# [TASK MATERIAL]
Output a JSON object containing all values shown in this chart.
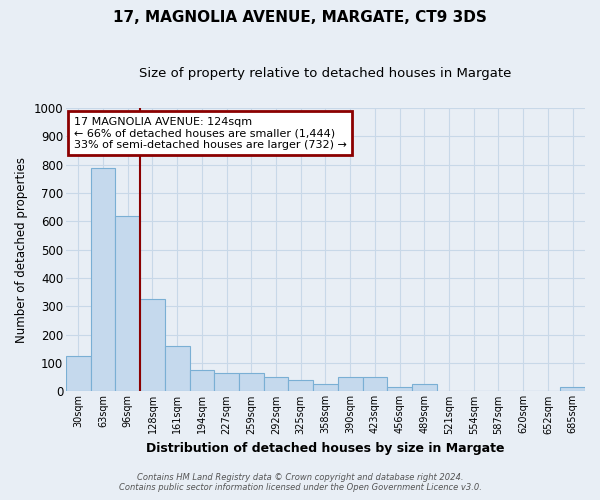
{
  "title": "17, MAGNOLIA AVENUE, MARGATE, CT9 3DS",
  "subtitle": "Size of property relative to detached houses in Margate",
  "xlabel": "Distribution of detached houses by size in Margate",
  "ylabel": "Number of detached properties",
  "categories": [
    "30sqm",
    "63sqm",
    "96sqm",
    "128sqm",
    "161sqm",
    "194sqm",
    "227sqm",
    "259sqm",
    "292sqm",
    "325sqm",
    "358sqm",
    "390sqm",
    "423sqm",
    "456sqm",
    "489sqm",
    "521sqm",
    "554sqm",
    "587sqm",
    "620sqm",
    "652sqm",
    "685sqm"
  ],
  "values": [
    125,
    790,
    620,
    325,
    160,
    75,
    65,
    65,
    50,
    40,
    25,
    50,
    50,
    15,
    25,
    0,
    0,
    0,
    0,
    0,
    15
  ],
  "bar_color": "#c5d9ed",
  "bar_edge_color": "#7aafd4",
  "ylim": [
    0,
    1000
  ],
  "yticks": [
    0,
    100,
    200,
    300,
    400,
    500,
    600,
    700,
    800,
    900,
    1000
  ],
  "vline_x_index": 2.5,
  "vline_color": "#8b0000",
  "annotation_text": "17 MAGNOLIA AVENUE: 124sqm\n← 66% of detached houses are smaller (1,444)\n33% of semi-detached houses are larger (732) →",
  "annotation_box_color": "#8b0000",
  "annotation_text_color": "#000000",
  "footer_line1": "Contains HM Land Registry data © Crown copyright and database right 2024.",
  "footer_line2": "Contains public sector information licensed under the Open Government Licence v3.0.",
  "background_color": "#e8eef5",
  "plot_bg_color": "#e8eef5",
  "grid_color": "#c8d8e8"
}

# [EXERCISE DETAILS]
Write out the whole listing exactly, and drop the pictures.

# [OUTPUT FOR THIS TASK]
Output a JSON object containing all values shown in this chart.
{
  "title": "17, MAGNOLIA AVENUE, MARGATE, CT9 3DS",
  "subtitle": "Size of property relative to detached houses in Margate",
  "xlabel": "Distribution of detached houses by size in Margate",
  "ylabel": "Number of detached properties",
  "categories": [
    "30sqm",
    "63sqm",
    "96sqm",
    "128sqm",
    "161sqm",
    "194sqm",
    "227sqm",
    "259sqm",
    "292sqm",
    "325sqm",
    "358sqm",
    "390sqm",
    "423sqm",
    "456sqm",
    "489sqm",
    "521sqm",
    "554sqm",
    "587sqm",
    "620sqm",
    "652sqm",
    "685sqm"
  ],
  "values": [
    125,
    790,
    620,
    325,
    160,
    75,
    65,
    65,
    50,
    40,
    25,
    50,
    50,
    15,
    25,
    0,
    0,
    0,
    0,
    0,
    15
  ],
  "bar_color": "#c5d9ed",
  "bar_edge_color": "#7aafd4",
  "ylim": [
    0,
    1000
  ],
  "yticks": [
    0,
    100,
    200,
    300,
    400,
    500,
    600,
    700,
    800,
    900,
    1000
  ],
  "vline_x_index": 2.5,
  "vline_color": "#8b0000",
  "annotation_text": "17 MAGNOLIA AVENUE: 124sqm\n← 66% of detached houses are smaller (1,444)\n33% of semi-detached houses are larger (732) →",
  "annotation_box_color": "#8b0000",
  "annotation_text_color": "#000000",
  "footer_line1": "Contains HM Land Registry data © Crown copyright and database right 2024.",
  "footer_line2": "Contains public sector information licensed under the Open Government Licence v3.0.",
  "background_color": "#e8eef5",
  "plot_bg_color": "#e8eef5",
  "grid_color": "#c8d8e8"
}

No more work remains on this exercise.